— Start of Raw records —

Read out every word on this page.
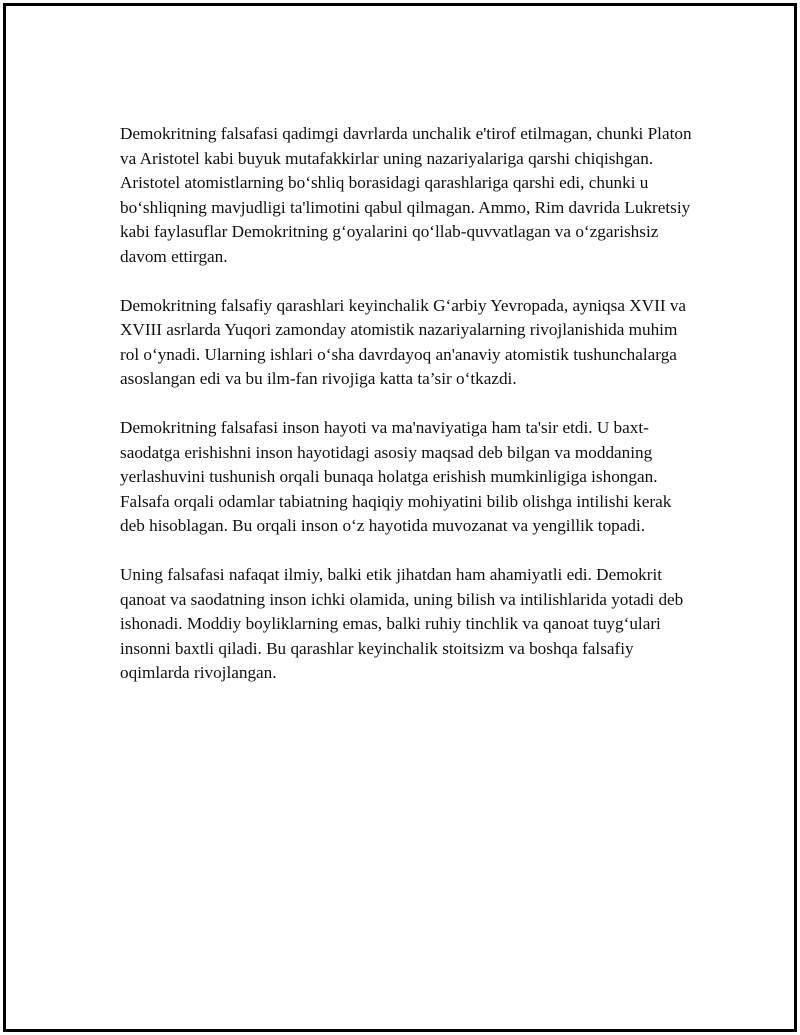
Demokritning falsafasi qadimgi davrlarda unchalik e'tirof etilmagan, chunki Platon va Aristotel kabi buyuk mutafakkirlar uning nazariyalariga qarshi chiqishgan. Aristotel atomistlarning bo‘shliq borasidagi qarashlariga qarshi edi, chunki u bo‘shliqning mavjudligi ta'limotini qabul qilmagan. Ammo, Rim davrida Lukretsiy kabi faylasuflar Demokritning g‘oyalarini qo‘llab-quvvatlagan va o‘zgarishsiz davom ettirgan.

Demokritning falsafiy qarashlari keyinchalik G‘arbiy Yevropada, ayniqsa XVII va XVIII asrlarda Yuqori zamonday atomistik nazariyalarning rivojlanishida muhim rol o‘ynadi. Ularning ishlari o‘sha davrdayoq an'anaviy atomistik tushunchalarga asoslangan edi va bu ilm-fan rivojiga katta ta’sir o‘tkazdi.

Demokritning falsafasi inson hayoti va ma'naviyatiga ham ta'sir etdi. U baxt-saodatga erishishni inson hayotidagi asosiy maqsad deb bilgan va moddaning yerlashuvini tushunish orqali bunaqa holatga erishish mumkinligiga ishongan. Falsafa orqali odamlar tabiatning haqiqiy mohiyatini bilib olishga intilishi kerak deb hisoblagan. Bu orqali inson o‘z hayotida muvozanat va yengillik topadi.

Uning falsafasi nafaqat ilmiy, balki etik jihatdan ham ahamiyatli edi. Demokrit qanoat va saodatning inson ichki olamida, uning bilish va intilishlarida yotadi deb ishonadi. Moddiy boyliklarning emas, balki ruhiy tinchlik va qanoat tuyg‘ulari insonni baxtli qiladi. Bu qarashlar keyinchalik stoitsizm va boshqa falsafiy oqimlarda rivojlangan.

— End of Raw records —

** Task **
Pictures are excluded; copy all other data exactly as shown.

** Written answer **
Read out every word on this page.
Demokritning falsafasi qadimgi davrlarda unchalik e'tirof etilmagan, chunki Platon va Aristotel kabi buyuk mutafakkirlar uning nazariyalariga qarshi chiqishgan. Aristotel atomistlarning bo‘shliq borasidagi qarashlariga qarshi edi, chunki u bo‘shliqning mavjudligi ta'limotini qabul qilmagan. Ammo, Rim davrida Lukretsiy kabi faylasuflar Demokritning g‘oyalarini qo‘llab-quvvatlagan va o‘zgarishsiz davom ettirgan.

Demokritning falsafiy qarashlari keyinchalik G‘arbiy Yevropada, ayniqsa XVII va XVIII asrlarda Yuqori zamonday atomistik nazariyalarning rivojlanishida muhim rol o‘ynadi. Ularning ishlari o‘sha davrdayoq an'anaviy atomistik tushunchalarga asoslangan edi va bu ilm-fan rivojiga katta ta’sir o‘tkazdi.

Demokritning falsafasi inson hayoti va ma'naviyatiga ham ta'sir etdi. U baxt-saodatga erishishni inson hayotidagi asosiy maqsad deb bilgan va moddaning yerlashuvini tushunish orqali bunaqa holatga erishish mumkinligiga ishongan. Falsafa orqali odamlar tabiatning haqiqiy mohiyatini bilib olishga intilishi kerak deb hisoblagan. Bu orqali inson o‘z hayotida muvozanat va yengillik topadi.

Uning falsafasi nafaqat ilmiy, balki etik jihatdan ham ahamiyatli edi. Demokrit qanoat va saodatning inson ichki olamida, uning bilish va intilishlarida yotadi deb ishonadi. Moddiy boyliklarning emas, balki ruhiy tinchlik va qanoat tuyg‘ulari insonni baxtli qiladi. Bu qarashlar keyinchalik stoitsizm va boshqa falsafiy oqimlarda rivojlangan.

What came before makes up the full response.